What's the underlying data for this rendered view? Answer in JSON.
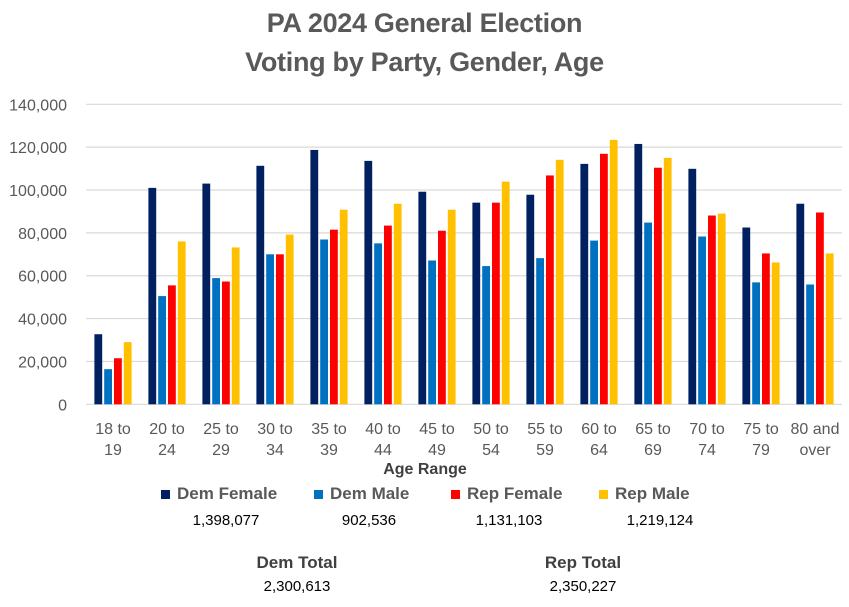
{
  "chart_data": {
    "type": "bar",
    "title": "PA 2024 General Election",
    "subtitle": "Voting by Party, Gender, Age",
    "xlabel": "Age Range",
    "ylabel": "",
    "ylim": [
      0,
      140000
    ],
    "yticks": [
      0,
      20000,
      40000,
      60000,
      80000,
      100000,
      120000,
      140000
    ],
    "ytick_labels": [
      "0",
      "20,000",
      "40,000",
      "60,000",
      "80,000",
      "100,000",
      "120,000",
      "140,000"
    ],
    "grid": true,
    "legend_position": "bottom",
    "categories": [
      [
        "18 to",
        "19"
      ],
      [
        "20 to",
        "24"
      ],
      [
        "25 to",
        "29"
      ],
      [
        "30 to",
        "34"
      ],
      [
        "35 to",
        "39"
      ],
      [
        "40 to",
        "44"
      ],
      [
        "45 to",
        "49"
      ],
      [
        "50 to",
        "54"
      ],
      [
        "55 to",
        "59"
      ],
      [
        "60 to",
        "64"
      ],
      [
        "65 to",
        "69"
      ],
      [
        "70 to",
        "74"
      ],
      [
        "75 to",
        "79"
      ],
      [
        "80 and",
        "over"
      ]
    ],
    "series": [
      {
        "name": "Dem Female",
        "color": "#002060",
        "total": "1,398,077",
        "values": [
          32700,
          101000,
          103000,
          111300,
          118700,
          113600,
          99200,
          94100,
          97800,
          112200,
          121500,
          109900,
          82500,
          93600
        ]
      },
      {
        "name": "Dem Male",
        "color": "#0070C0",
        "total": "902,536",
        "values": [
          16400,
          50500,
          58900,
          70000,
          76900,
          75100,
          67100,
          64500,
          68200,
          76400,
          84800,
          78300,
          56900,
          55900
        ]
      },
      {
        "name": "Rep Female",
        "color": "#FF0000",
        "total": "1,131,103",
        "values": [
          21500,
          55500,
          57300,
          70000,
          81500,
          83400,
          81000,
          94100,
          106800,
          116900,
          110400,
          88100,
          70400,
          89500
        ]
      },
      {
        "name": "Rep Male",
        "color": "#FFC000",
        "total": "1,219,124",
        "values": [
          29000,
          76000,
          73200,
          79200,
          90800,
          93600,
          90800,
          103900,
          114100,
          123400,
          115000,
          89000,
          66200,
          70400
        ]
      }
    ]
  },
  "totals": {
    "dem_label": "Dem Total",
    "dem_value": "2,300,613",
    "rep_label": "Rep Total",
    "rep_value": "2,350,227"
  }
}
-*-
AIM OF THE TASK. Report the number of lines above containing the word "color", with no other text.

EXERCISE SOLUTION. 4